BEGIN Input rows

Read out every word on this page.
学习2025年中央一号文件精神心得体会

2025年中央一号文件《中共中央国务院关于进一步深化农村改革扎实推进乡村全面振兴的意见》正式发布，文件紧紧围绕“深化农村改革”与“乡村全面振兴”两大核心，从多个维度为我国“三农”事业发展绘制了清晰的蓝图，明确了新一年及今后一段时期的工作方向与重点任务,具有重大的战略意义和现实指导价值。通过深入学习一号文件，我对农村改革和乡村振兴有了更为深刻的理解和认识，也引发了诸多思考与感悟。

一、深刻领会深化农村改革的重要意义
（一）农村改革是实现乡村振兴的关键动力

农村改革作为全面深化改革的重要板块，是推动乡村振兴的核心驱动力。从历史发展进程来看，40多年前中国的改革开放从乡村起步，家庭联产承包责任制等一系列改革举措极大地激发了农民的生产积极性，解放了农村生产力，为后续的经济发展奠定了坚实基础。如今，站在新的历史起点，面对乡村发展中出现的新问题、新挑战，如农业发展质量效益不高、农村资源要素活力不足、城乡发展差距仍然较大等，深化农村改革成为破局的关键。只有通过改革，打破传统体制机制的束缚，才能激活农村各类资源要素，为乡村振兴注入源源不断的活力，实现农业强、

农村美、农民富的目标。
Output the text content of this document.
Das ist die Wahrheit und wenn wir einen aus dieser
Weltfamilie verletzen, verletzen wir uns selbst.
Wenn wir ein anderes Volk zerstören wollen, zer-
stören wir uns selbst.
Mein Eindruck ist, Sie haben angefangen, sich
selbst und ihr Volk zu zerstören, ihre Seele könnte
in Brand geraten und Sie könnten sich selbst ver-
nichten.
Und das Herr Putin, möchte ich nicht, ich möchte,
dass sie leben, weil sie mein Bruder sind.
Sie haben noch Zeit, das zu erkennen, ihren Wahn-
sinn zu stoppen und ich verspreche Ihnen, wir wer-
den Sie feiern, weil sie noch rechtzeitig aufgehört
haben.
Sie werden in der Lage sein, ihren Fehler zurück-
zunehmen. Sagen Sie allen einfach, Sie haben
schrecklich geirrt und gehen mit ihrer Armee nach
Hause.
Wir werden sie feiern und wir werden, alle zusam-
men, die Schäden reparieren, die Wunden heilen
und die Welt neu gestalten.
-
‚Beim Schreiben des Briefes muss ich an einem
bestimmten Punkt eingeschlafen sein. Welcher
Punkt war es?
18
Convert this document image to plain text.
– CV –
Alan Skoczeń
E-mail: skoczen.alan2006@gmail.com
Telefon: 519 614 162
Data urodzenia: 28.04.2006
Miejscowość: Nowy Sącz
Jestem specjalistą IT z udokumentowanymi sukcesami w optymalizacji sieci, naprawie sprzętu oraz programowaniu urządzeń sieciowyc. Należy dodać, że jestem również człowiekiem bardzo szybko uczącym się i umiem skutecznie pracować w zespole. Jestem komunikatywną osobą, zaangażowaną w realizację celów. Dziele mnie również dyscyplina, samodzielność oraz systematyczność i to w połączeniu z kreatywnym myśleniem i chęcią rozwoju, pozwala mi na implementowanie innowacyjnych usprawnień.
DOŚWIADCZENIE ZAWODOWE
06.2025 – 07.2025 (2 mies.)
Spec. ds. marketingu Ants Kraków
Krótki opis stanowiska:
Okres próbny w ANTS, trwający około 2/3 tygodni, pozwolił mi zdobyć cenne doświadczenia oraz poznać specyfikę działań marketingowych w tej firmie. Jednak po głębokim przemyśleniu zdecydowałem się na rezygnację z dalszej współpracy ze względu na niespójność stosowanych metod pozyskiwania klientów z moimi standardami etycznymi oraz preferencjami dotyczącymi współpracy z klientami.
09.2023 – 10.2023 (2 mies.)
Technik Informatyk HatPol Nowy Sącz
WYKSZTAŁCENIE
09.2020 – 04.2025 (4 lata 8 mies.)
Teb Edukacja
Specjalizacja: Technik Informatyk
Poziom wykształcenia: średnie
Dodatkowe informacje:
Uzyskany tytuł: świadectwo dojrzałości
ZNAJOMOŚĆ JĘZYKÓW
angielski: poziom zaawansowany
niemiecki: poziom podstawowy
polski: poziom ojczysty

END Input rows

→ **Stated exercise**
Would you reproduce all the entries exactly?

→ **Exercise response**
Read out every word on this page.
学习2025年中央一号文件精神心得体会

2025年中央一号文件《中共中央国务院关于进一步深化农村改革扎实推进乡村全面振兴的意见》正式发布，文件紧紧围绕“深化农村改革”与“乡村全面振兴”两大核心，从多个维度为我国“三农”事业发展绘制了清晰的蓝图，明确了新一年及今后一段时期的工作方向与重点任务,具有重大的战略意义和现实指导价值。通过深入学习一号文件，我对农村改革和乡村振兴有了更为深刻的理解和认识，也引发了诸多思考与感悟。

一、深刻领会深化农村改革的重要意义
（一）农村改革是实现乡村振兴的关键动力

农村改革作为全面深化改革的重要板块，是推动乡村振兴的核心驱动力。从历史发展进程来看，40多年前中国的改革开放从乡村起步，家庭联产承包责任制等一系列改革举措极大地激发了农民的生产积极性，解放了农村生产力，为后续的经济发展奠定了坚实基础。如今，站在新的历史起点，面对乡村发展中出现的新问题、新挑战，如农业发展质量效益不高、农村资源要素活力不足、城乡发展差距仍然较大等，深化农村改革成为破局的关键。只有通过改革，打破传统体制机制的束缚，才能激活农村各类资源要素，为乡村振兴注入源源不断的活力，实现农业强、

农村美、农民富的目标。
Output the text content of this document.
Das ist die Wahrheit und wenn wir einen aus dieser
Weltfamilie verletzen, verletzen wir uns selbst.
Wenn wir ein anderes Volk zerstören wollen, zer-
stören wir uns selbst.
Mein Eindruck ist, Sie haben angefangen, sich
selbst und ihr Volk zu zerstören, ihre Seele könnte
in Brand geraten und Sie könnten sich selbst ver-
nichten.
Und das Herr Putin, möchte ich nicht, ich möchte,
dass sie leben, weil sie mein Bruder sind.
Sie haben noch Zeit, das zu erkennen, ihren Wahn-
sinn zu stoppen und ich verspreche Ihnen, wir wer-
den Sie feiern, weil sie noch rechtzeitig aufgehört
haben.
Sie werden in der Lage sein, ihren Fehler zurück-
zunehmen. Sagen Sie allen einfach, Sie haben
schrecklich geirrt und gehen mit ihrer Armee nach
Hause.
Wir werden sie feiern und wir werden, alle zusam-
men, die Schäden reparieren, die Wunden heilen
und die Welt neu gestalten.
-
‚Beim Schreiben des Briefes muss ich an einem
bestimmten Punkt eingeschlafen sein. Welcher
Punkt war es?
18
Convert this document image to plain text.
– CV –
Alan Skoczeń
E-mail: skoczen.alan2006@gmail.com
Telefon: 519 614 162
Data urodzenia: 28.04.2006
Miejscowość: Nowy Sącz
Jestem specjalistą IT z udokumentowanymi sukcesami w optymalizacji sieci, naprawie sprzętu oraz programowaniu urządzeń sieciowyc. Należy dodać, że jestem również człowiekiem bardzo szybko uczącym się i umiem skutecznie pracować w zespole. Jestem komunikatywną osobą, zaangażowaną w realizację celów. Dziele mnie również dyscyplina, samodzielność oraz systematyczność i to w połączeniu z kreatywnym myśleniem i chęcią rozwoju, pozwala mi na implementowanie innowacyjnych usprawnień.
DOŚWIADCZENIE ZAWODOWE
06.2025 – 07.2025 (2 mies.)
Spec. ds. marketingu Ants Kraków
Krótki opis stanowiska:
Okres próbny w ANTS, trwający około 2/3 tygodni, pozwolił mi zdobyć cenne doświadczenia oraz poznać specyfikę działań marketingowych w tej firmie. Jednak po głębokim przemyśleniu zdecydowałem się na rezygnację z dalszej współpracy ze względu na niespójność stosowanych metod pozyskiwania klientów z moimi standardami etycznymi oraz preferencjami dotyczącymi współpracy z klientami.
09.2023 – 10.2023 (2 mies.)
Technik Informatyk HatPol Nowy Sącz
WYKSZTAŁCENIE
09.2020 – 04.2025 (4 lata 8 mies.)
Teb Edukacja
Specjalizacja: Technik Informatyk
Poziom wykształcenia: średnie
Dodatkowe informacje:
Uzyskany tytuł: świadectwo dojrzałości
ZNAJOMOŚĆ JĘZYKÓW
angielski: poziom zaawansowany
niemiecki: poziom podstawowy
polski: poziom ojczysty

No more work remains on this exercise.